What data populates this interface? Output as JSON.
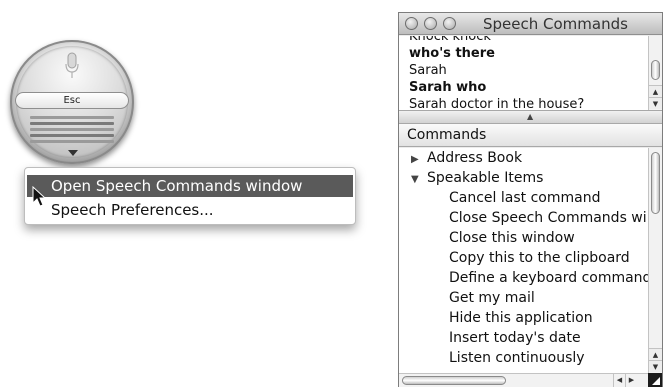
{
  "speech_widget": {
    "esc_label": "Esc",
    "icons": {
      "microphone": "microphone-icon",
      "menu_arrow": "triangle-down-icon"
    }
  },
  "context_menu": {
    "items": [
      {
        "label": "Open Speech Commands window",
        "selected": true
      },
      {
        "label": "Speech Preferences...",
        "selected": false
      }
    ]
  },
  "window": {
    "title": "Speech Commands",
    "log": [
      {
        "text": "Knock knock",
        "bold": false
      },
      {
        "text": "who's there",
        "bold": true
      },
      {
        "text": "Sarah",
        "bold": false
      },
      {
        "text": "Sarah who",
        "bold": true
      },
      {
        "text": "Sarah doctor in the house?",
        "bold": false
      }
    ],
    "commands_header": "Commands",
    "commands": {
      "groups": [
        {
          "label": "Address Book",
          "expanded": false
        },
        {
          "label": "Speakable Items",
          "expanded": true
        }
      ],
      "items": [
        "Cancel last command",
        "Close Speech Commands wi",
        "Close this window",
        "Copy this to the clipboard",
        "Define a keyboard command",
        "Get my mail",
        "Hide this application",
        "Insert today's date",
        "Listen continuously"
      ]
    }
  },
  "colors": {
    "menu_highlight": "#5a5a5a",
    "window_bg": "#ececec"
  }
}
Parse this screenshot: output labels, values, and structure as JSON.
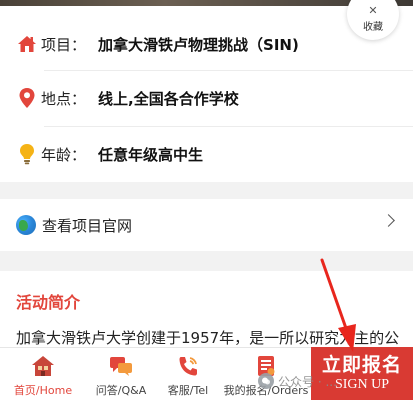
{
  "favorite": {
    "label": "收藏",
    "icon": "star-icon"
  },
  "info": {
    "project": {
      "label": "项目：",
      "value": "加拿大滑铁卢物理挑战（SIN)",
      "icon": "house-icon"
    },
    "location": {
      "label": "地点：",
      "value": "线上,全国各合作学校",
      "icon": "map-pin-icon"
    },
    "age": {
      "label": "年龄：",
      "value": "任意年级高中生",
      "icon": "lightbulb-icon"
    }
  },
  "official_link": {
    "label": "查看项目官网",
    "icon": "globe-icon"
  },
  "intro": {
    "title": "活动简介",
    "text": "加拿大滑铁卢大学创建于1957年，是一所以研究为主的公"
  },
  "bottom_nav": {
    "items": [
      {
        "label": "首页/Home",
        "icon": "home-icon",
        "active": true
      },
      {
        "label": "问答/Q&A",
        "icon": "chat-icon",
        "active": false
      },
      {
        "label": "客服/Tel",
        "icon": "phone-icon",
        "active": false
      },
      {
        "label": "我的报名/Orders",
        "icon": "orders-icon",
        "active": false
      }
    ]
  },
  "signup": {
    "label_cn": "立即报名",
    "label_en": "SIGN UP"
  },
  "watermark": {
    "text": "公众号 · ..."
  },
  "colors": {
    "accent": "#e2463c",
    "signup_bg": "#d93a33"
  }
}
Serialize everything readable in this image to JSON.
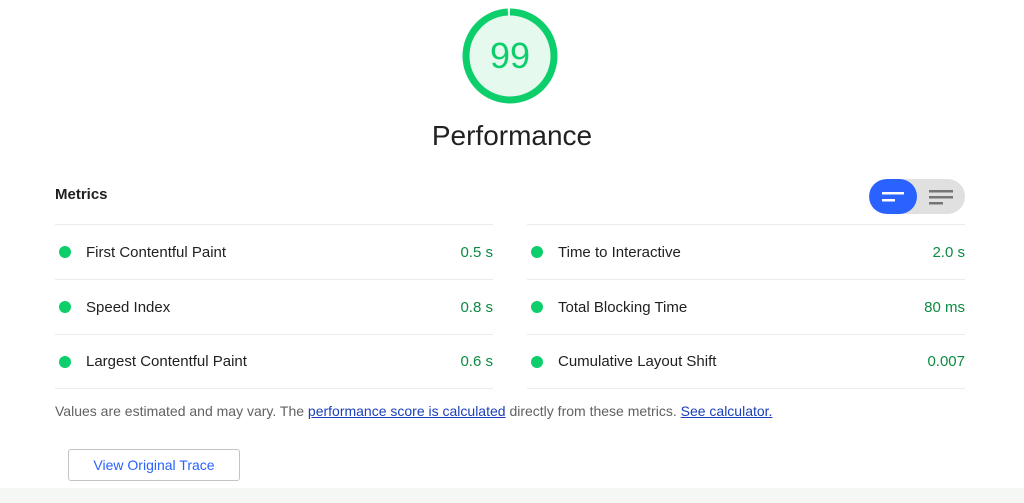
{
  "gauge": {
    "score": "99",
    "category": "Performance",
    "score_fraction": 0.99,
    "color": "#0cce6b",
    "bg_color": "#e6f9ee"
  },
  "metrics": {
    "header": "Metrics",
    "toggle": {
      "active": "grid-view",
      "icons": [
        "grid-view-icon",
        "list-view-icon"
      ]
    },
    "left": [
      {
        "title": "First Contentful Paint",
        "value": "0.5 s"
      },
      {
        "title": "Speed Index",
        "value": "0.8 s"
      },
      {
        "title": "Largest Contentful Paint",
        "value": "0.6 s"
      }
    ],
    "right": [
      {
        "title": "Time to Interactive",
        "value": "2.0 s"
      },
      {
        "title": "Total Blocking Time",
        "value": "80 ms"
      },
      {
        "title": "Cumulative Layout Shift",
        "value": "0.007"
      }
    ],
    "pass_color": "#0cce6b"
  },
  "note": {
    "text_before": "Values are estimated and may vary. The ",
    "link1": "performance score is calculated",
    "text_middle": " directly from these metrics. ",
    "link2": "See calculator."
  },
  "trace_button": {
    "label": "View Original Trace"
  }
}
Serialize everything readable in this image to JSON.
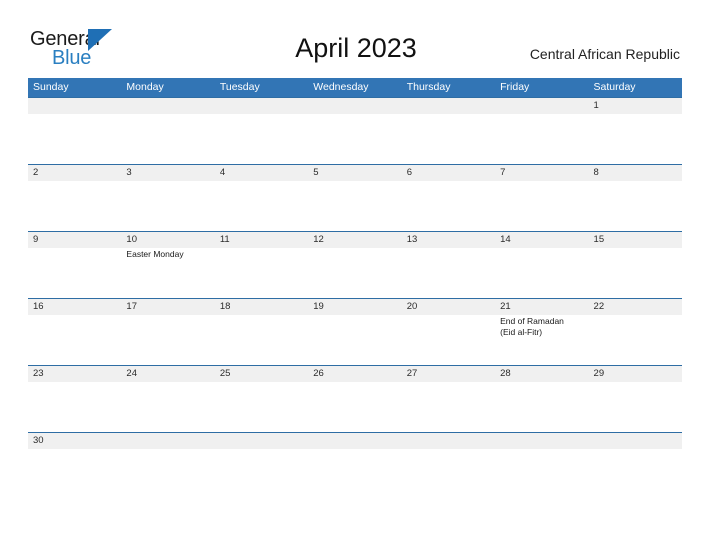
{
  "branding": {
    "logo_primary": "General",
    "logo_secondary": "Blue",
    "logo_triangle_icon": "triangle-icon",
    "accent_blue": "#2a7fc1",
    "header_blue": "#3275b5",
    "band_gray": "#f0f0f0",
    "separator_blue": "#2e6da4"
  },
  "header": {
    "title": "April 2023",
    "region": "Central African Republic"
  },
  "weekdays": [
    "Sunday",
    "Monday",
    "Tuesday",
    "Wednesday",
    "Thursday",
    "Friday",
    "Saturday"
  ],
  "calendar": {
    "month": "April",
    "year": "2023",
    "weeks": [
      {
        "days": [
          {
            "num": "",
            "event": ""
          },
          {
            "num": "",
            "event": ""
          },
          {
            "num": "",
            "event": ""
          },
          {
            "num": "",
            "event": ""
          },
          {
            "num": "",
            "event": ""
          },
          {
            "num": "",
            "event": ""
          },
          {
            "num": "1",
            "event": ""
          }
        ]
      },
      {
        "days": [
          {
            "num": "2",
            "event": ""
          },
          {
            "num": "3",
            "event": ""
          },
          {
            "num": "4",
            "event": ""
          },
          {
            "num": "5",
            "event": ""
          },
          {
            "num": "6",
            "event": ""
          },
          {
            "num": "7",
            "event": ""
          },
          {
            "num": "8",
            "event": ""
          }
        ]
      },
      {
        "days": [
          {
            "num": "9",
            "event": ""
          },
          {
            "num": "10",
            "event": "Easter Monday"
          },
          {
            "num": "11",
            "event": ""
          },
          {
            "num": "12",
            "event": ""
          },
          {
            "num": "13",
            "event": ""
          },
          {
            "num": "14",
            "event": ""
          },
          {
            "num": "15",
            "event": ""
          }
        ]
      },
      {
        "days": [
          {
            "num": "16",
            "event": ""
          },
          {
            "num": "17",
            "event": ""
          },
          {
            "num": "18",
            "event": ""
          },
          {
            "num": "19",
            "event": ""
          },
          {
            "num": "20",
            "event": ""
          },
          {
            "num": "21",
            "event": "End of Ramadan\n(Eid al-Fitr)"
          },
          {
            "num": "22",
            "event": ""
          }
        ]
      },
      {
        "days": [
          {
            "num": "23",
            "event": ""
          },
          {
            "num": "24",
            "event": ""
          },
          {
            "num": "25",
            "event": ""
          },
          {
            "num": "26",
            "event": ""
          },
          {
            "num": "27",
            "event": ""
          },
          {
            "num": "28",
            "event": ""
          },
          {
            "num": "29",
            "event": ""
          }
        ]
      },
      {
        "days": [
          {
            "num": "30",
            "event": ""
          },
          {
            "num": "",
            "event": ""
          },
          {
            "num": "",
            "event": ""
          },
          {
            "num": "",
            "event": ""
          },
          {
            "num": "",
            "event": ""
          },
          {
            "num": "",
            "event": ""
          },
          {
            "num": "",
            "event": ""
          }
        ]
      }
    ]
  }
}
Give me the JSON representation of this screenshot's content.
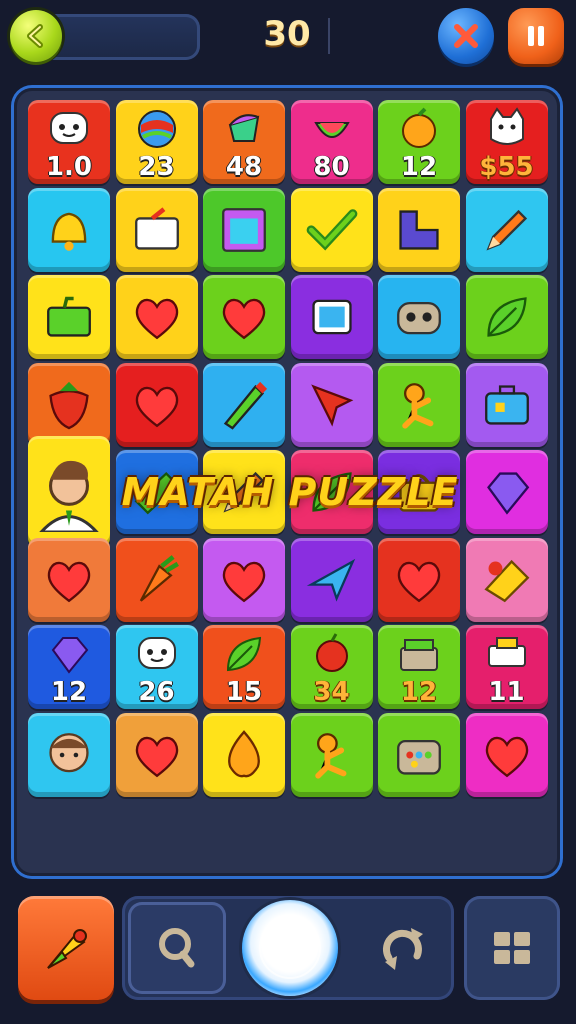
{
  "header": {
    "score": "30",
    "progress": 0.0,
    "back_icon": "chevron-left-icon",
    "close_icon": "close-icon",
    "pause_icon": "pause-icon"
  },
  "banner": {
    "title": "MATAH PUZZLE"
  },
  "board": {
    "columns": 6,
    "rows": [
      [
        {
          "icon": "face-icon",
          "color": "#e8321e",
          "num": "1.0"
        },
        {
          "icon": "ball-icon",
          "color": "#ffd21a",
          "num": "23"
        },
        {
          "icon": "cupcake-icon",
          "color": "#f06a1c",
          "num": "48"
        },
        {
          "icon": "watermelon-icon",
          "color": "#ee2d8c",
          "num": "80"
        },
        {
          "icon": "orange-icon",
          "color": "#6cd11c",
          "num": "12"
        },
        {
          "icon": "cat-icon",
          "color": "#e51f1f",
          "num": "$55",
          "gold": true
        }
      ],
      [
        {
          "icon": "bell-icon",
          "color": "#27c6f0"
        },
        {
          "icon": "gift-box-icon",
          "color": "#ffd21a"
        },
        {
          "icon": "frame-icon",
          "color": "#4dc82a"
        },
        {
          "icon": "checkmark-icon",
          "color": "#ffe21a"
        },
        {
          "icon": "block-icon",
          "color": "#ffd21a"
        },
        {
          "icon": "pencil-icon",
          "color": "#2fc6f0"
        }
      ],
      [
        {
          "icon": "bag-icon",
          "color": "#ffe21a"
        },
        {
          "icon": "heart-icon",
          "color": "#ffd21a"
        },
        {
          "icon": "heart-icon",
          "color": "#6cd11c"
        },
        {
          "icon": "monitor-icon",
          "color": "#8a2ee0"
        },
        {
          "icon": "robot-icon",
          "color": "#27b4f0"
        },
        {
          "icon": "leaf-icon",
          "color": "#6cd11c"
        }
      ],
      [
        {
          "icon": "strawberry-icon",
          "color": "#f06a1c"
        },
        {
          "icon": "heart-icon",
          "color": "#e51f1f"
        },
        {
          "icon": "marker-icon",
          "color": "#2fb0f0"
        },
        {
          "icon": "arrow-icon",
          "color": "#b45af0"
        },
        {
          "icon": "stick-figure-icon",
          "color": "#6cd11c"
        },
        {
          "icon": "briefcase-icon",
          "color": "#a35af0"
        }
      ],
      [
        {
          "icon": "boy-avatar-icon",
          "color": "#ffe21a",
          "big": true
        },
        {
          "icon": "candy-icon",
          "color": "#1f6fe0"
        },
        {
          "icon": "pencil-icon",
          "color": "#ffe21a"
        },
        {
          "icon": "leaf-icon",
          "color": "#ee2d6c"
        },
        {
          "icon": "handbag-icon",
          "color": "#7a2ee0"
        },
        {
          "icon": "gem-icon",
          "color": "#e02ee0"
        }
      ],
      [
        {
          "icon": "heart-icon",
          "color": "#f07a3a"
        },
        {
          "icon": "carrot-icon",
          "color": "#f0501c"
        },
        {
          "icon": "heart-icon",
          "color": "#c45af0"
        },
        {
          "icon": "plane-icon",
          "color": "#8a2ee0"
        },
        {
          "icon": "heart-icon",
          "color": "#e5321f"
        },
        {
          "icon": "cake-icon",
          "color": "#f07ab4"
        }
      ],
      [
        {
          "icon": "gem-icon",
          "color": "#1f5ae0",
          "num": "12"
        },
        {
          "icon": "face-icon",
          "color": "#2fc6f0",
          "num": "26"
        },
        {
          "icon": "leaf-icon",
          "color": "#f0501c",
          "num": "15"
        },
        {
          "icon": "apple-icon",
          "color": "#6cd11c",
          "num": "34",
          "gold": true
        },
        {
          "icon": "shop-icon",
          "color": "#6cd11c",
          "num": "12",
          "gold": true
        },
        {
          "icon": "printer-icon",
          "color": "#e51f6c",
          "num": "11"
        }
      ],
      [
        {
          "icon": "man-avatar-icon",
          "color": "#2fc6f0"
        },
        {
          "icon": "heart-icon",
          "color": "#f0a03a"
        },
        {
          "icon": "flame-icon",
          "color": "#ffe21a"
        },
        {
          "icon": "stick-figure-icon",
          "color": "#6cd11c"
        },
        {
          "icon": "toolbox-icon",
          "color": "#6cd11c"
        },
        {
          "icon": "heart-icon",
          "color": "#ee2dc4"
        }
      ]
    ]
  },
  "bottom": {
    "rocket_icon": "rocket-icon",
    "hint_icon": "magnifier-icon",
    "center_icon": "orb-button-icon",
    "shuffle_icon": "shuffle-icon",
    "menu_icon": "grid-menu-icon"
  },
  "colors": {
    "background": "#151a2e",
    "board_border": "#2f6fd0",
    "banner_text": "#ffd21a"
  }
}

## [Task to complete]
Read through the lines above and collect those that contain the string "JSON".

## [Solution below]
What data populates this interface? Output as JSON.
Parse this screenshot: output labels, values, and structure as JSON.
Serialize everything readable in this image to JSON.
Serialize everything readable in this image to JSON.
Give me the JSON representation of this screenshot's content.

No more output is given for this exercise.